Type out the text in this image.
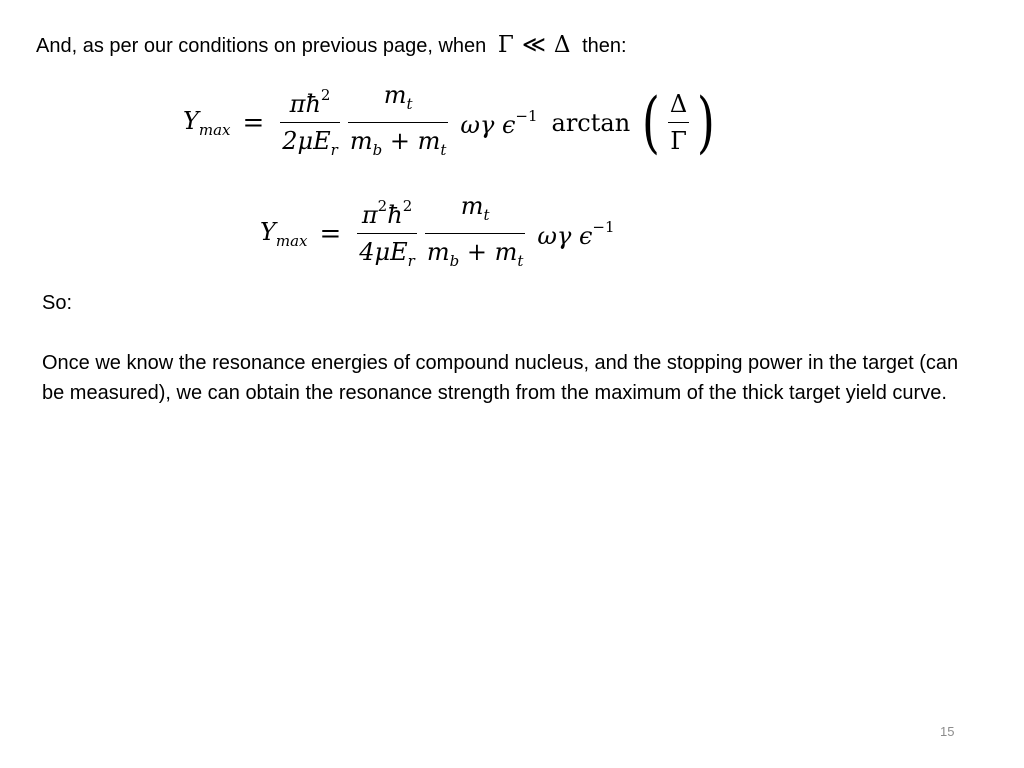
And, as per our conditions on previous page, when Γ ≪ Δ then:
$Y_{max} = \frac{\pi ħ^2}{2\mu E_r} \frac{m_t}{m_b + m_t}$ ωγ $\epsilon^{-1}$ arctan ( $\frac{\Delta}{\Gamma}$ )
$Y_{max} = \frac{\pi^2ħ^2}{4\mu E_r} \frac{m_t}{m_b + m_t}$ ωγ $\epsilon^{-1}$
So:
Once we know the resonance energies of compound nucleus, and the stopping power in the target (can be measured), we can obtain the resonance strength from the maximum of the thick target yield curve.
15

# # # # #

Objective:
Return the listing above in full and without alteration, excluding its pictures.

Output of the exercise:
Type out the text in this image.
And, as per our conditions on previous page, when Γ ≪ Δ then:
$Y_{max} = \frac{\pi ħ^2}{2\mu E_r} \frac{m_t}{m_b + m_t}$ ωγ $\epsilon^{-1}$ arctan ( $\frac{\Delta}{\Gamma}$ )
$Y_{max} = \frac{\pi^2ħ^2}{4\mu E_r} \frac{m_t}{m_b + m_t}$ ωγ $\epsilon^{-1}$
So:
Once we know the resonance energies of compound nucleus, and the stopping power in the target (can be measured), we can obtain the resonance strength from the maximum of the thick target yield curve.
15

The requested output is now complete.